## Text segment
__________________________________________________

Exercises
Binary Search Trees

1. The binary search tree provides us with a structure that allows us O(    ) access to any node in the structure - an improvement over the sequential search of a(n)      (list which is O(n).)

2. A binary tree is a structure in which each node is capable of having      successor nodes, called     . The unique starting node is called the     .

3. A      node is one that has no children. A node of a binary tree is itself the root of a smaller tree called a     . All nodes appearing in a subtree are called      of the root node of the tree - conversely, the root node is called an      of all nodes appearing below it. The root node of a tree is said to have level     . The maximum level in a tree determines its      and the level contains at most      nodes.

4. In a binary search tree, what is true of all nodes in the right subtree of some given node?

5. If you want to get ride of an existing tree, the statement `tree = NULL` is not recommended. Why?

6. Any node inserted in a binary search tree necessarily comes a      node.

7. Is the recursive function Find on page 410 a good use of recursion? Why or why not?

8. Minimizing the height of a Binary Search Tree will maximize

9. What three cases are considered in developing the Remove function?

10. Name the three BST traversals.

11. Given the character input ( M G B H S P F C), draw the BST and state the tree traversals.

12. In destroying a tree which traversal should be used?

13. Which BST traversal lists the info fields of the tree nodes in sorted fashion?

Consider the tree below. 14. How many subtrees are shown?

15. Insert nodes containing T and N. Redraw the tree.

16. After part 15, the trees height is   ?

17. Name the ancestors of P.

18. Interchange all subtrees with their corresponding right subtrees by redrawing the tree again.

__________________________________________________

## Records shown
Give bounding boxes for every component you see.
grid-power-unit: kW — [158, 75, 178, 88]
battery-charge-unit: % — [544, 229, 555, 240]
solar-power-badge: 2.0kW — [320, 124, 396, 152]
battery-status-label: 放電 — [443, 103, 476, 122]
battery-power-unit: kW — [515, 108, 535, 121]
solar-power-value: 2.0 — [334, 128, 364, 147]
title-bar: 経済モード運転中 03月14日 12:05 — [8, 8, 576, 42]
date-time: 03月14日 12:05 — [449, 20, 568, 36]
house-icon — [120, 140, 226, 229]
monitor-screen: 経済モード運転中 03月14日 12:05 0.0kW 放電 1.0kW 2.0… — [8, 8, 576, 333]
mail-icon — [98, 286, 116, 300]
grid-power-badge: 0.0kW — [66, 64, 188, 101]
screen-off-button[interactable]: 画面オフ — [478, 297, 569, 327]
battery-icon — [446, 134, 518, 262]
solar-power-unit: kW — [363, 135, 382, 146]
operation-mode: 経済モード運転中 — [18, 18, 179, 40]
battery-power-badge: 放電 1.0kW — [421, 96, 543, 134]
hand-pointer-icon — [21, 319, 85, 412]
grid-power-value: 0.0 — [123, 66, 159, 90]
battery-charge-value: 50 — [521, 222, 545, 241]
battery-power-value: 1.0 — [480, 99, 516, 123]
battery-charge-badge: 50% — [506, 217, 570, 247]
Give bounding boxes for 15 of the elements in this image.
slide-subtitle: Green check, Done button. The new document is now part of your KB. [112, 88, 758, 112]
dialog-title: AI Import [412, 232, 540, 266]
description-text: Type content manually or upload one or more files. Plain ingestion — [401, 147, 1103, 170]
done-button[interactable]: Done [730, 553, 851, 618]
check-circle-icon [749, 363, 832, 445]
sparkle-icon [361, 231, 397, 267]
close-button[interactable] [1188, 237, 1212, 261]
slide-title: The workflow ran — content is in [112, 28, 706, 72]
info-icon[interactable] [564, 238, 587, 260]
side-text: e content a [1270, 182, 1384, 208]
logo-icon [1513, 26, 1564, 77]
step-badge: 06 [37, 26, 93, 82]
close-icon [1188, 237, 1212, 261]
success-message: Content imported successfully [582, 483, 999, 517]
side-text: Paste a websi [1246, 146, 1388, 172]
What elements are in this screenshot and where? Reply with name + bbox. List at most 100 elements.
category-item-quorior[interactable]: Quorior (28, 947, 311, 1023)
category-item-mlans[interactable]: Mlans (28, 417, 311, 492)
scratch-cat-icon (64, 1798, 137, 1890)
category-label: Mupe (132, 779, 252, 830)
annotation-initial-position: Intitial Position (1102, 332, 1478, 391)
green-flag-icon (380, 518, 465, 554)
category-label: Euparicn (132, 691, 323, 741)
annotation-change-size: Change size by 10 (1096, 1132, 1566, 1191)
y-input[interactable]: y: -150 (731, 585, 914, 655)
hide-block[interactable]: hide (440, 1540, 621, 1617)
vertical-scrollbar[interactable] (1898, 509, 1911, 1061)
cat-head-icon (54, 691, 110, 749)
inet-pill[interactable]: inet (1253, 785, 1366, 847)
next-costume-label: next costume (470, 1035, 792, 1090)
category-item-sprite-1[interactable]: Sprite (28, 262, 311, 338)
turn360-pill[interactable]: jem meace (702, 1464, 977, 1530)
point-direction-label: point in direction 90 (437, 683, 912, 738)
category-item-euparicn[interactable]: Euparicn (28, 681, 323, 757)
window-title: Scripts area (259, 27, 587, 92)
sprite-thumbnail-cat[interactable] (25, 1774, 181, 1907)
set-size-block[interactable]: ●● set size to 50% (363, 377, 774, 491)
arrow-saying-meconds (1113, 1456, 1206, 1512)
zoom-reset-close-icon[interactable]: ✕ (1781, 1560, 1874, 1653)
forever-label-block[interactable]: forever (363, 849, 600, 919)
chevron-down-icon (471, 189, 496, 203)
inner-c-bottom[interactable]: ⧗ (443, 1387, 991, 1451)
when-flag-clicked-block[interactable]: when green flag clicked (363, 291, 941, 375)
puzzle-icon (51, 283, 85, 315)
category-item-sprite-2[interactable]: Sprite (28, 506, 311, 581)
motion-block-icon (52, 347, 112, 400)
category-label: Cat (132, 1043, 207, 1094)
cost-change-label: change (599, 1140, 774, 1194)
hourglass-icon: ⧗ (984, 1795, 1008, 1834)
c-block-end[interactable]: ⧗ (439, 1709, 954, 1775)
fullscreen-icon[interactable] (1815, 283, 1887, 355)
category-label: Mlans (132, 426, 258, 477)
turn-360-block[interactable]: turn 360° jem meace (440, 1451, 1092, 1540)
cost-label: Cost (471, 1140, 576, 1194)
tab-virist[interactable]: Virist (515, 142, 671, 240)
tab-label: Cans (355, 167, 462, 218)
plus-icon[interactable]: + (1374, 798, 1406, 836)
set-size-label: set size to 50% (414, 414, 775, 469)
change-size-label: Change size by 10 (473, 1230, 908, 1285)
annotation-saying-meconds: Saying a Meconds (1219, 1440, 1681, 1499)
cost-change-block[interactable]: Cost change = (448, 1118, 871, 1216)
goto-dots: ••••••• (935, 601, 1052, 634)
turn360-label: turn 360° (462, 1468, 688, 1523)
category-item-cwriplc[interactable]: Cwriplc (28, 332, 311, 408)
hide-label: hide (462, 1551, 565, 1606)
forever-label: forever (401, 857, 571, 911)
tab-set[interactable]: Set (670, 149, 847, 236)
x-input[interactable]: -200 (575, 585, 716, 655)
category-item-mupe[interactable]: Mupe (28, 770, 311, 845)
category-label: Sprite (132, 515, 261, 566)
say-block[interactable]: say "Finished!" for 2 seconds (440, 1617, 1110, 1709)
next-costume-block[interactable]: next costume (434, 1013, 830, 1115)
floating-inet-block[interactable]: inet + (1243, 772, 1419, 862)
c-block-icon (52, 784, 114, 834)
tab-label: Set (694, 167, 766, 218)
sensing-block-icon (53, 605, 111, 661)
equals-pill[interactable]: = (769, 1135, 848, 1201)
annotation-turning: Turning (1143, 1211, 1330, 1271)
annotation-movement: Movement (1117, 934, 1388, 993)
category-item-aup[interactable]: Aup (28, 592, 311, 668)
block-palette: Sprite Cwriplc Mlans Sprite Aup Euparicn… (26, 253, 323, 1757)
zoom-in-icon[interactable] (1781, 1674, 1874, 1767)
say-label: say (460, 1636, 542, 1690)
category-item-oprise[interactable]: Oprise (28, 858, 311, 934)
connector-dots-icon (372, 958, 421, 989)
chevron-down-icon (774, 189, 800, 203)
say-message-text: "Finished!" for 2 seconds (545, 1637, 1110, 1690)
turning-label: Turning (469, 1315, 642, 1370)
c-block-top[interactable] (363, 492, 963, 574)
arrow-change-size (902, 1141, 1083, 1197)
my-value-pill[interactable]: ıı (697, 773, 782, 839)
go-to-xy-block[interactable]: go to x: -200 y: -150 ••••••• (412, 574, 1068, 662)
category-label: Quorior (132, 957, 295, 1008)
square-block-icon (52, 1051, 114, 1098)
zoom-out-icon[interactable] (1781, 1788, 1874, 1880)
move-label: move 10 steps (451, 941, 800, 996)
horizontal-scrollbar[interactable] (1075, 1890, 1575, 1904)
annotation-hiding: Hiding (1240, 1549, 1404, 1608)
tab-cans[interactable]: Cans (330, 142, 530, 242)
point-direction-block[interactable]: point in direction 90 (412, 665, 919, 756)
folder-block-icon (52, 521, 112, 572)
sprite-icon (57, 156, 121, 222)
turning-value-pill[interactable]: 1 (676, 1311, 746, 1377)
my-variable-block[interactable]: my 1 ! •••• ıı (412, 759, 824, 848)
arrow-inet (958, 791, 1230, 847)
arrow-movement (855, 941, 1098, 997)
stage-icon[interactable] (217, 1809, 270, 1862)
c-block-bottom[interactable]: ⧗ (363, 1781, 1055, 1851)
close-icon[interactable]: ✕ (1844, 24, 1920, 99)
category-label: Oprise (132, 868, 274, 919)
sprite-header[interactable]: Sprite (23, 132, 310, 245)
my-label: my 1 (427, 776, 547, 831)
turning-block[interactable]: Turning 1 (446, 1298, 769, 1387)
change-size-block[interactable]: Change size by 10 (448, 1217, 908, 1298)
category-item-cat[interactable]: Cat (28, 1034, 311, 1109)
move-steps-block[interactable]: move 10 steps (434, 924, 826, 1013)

__________________________________________________

## Task list
• 1. In the binary search tree exercises, which statement is not recommended for getting rid of an existing tree?
• 2. List every character in the input given in the binary search tree exercises for drawing a BST, in order.
• 3. Reproduce the binary search tree exercises from "7. Is the recursive" to "in sorted fashion?".
Rely only on the binary search tree exercises to complete these tasks.

## Responses for each task
• 1. `tree = NULL`

• 2. M, G, B, H, S, P, F, C

• 3.
7. Is the recursive function Find on page 410 a good use of recursion? Why or why not?

8. Minimizing the height of a Binary Search Tree will maximize

9. What three cases are considered in developing the Remove function?

10. Name the three BST traversals.

11. Given the character input ( M G B H S P F C), draw the BST and state the tree traversals.

12. In destroying a tree which traversal should be used?

13. Which BST traversal lists the info fields of the tree nodes in sorted fashion?